PAGE TEXT
The population of South Korea will top 50 million this month, making it the 26th-largest country in the world. When you throw in the other 24 million Koreans living across the northern border, the population soars to 74 million people

A unified Korea would have the 18th-largest population on the planet. The United States, Japan and Germany are currently the only highly advanced nations with populations topping 74 million.

Korean unification would go far beyond merely bringing together the populations of the North and South - it would add a significant chapter to the world’s history. Today’s generation must therefore prepare for the possibility of this monumental event and get ready to chart a new course.

In the weeks since President Lee Myung-bak proposed creating a new tax to finance the cost of unification in his Aug. 15 Liberation Day address, the idea of reuniting the two countries has become a hot topic once again.

Some people might choose to ignore the conversation given that relations between North and South Korea are seriously frayed. But few can oppose the argument that we must prepare for the eventuality of unification. The Presidential Council for Future and Vision is reportedly mapping out a 10-year action plan for unification.

CHALLENGE A
Name every country that the Korean unification text mentions by name.
CHALLENGE B
Write the next part of the Korean unification text, starting after its final sentence.
The data below have no connection to the Korean unification text.

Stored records

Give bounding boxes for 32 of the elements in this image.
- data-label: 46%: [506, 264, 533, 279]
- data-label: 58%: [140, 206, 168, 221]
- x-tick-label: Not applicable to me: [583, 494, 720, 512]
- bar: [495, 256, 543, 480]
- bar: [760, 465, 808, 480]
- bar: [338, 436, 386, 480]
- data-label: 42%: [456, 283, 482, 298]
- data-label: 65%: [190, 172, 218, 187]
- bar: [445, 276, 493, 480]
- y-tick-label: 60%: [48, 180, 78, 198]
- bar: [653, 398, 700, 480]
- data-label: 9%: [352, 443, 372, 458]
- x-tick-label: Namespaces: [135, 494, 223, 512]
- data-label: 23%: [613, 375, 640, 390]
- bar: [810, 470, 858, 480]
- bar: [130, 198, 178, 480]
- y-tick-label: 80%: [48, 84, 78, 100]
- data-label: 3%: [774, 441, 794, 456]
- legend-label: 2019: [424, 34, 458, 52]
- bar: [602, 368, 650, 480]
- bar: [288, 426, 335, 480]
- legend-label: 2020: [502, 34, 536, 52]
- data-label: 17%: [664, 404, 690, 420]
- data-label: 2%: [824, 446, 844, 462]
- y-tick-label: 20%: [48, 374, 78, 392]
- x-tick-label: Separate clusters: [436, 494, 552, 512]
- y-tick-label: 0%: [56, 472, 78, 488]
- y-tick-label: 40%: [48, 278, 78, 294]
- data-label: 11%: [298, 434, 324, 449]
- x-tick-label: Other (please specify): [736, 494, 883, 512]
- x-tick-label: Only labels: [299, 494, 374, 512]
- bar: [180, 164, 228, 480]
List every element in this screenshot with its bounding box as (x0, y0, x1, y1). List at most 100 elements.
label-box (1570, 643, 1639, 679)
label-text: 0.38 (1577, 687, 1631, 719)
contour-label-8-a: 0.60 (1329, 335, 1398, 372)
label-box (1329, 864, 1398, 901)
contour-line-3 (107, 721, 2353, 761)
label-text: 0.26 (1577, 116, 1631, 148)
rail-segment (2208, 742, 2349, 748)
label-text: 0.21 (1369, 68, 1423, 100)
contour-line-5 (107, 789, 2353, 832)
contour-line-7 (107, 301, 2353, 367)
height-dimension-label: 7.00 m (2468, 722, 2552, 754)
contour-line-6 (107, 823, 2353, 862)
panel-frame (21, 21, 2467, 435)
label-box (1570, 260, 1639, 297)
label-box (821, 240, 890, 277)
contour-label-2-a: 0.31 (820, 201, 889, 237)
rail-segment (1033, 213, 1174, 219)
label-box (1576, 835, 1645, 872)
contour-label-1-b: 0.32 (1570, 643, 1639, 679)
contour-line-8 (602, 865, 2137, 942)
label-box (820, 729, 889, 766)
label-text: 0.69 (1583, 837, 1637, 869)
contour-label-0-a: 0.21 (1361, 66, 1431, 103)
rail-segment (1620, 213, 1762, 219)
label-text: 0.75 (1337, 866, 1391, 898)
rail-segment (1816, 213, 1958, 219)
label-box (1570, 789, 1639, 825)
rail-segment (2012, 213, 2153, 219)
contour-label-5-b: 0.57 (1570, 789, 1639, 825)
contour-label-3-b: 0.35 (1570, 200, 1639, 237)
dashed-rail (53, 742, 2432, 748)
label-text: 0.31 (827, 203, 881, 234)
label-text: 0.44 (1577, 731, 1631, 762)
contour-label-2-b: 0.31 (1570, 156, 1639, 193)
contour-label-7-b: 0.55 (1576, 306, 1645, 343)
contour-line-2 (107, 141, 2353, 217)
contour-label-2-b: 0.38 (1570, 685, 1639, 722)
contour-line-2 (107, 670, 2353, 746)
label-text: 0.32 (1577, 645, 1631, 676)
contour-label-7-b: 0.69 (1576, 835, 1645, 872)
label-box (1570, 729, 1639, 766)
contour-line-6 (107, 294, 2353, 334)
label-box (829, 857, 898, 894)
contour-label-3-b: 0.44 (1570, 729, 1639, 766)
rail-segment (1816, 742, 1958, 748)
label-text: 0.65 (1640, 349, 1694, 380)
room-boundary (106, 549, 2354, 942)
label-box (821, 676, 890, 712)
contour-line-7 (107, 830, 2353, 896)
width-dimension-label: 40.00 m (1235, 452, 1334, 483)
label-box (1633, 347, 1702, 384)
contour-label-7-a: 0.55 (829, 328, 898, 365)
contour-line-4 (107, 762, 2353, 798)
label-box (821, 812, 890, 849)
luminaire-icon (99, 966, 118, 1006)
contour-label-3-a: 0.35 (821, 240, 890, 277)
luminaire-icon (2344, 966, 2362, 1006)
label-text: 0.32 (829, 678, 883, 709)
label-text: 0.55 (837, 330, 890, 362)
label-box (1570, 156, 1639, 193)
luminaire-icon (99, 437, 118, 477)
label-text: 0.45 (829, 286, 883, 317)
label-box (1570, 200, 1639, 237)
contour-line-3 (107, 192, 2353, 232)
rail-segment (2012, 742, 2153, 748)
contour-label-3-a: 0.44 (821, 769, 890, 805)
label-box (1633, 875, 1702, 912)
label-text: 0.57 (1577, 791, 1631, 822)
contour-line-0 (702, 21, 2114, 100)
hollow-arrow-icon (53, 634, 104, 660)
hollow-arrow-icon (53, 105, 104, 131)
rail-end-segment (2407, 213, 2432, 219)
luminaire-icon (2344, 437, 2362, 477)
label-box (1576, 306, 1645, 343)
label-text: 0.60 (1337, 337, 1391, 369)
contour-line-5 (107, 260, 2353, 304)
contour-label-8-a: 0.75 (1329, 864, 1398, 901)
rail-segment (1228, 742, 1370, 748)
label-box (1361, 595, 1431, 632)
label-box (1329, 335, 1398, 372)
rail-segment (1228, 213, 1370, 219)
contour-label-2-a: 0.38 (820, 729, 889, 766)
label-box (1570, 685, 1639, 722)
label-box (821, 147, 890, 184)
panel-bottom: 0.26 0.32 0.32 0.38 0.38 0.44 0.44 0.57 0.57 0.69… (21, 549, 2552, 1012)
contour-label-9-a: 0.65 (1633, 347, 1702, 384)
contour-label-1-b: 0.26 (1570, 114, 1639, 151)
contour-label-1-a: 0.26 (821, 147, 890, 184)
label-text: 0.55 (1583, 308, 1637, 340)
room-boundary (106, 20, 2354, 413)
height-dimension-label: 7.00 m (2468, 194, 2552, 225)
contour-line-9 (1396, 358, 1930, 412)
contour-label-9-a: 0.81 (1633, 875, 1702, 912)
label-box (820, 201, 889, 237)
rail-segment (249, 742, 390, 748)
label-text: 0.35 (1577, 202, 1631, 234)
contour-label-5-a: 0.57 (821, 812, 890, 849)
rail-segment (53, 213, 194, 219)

REPLY A
South Korea, North Korea, the United States, Japan, Germany

REPLY B
The JoongAng Ilbo has proposed that the country set aside 1 percent of its fiscal budget every year to fund unification-related activities. The government should indeed take steps to plan for unification. But we must ensure that political interests don’t taint such an important task. The plan must be objective, thorough, far-reaching and visionary.

Unification is indeed possible, provided three conditions are met.

First, a majority of the population in South Korea must support the move. That’s certainly not a guarantee given the deeply rooted rift in society on the issue. The government must attempt to narrow the differences among the population and win broad support. Second, the government needs to secure the support of North Koreans as well. If North Korean residents resist moves to reunite with their southern counterparts, unification will never take place. South Korea must pursue a two-track policy of embracing North Korean residents while at the same time pressuring the country’s regime. Third, unification must have the blessing and support of the international community. China’s cooperation and backing are therefore essential.

The chance to reunite may come out of the blue. Whether we can seize the opportunity depends on how well we prepare.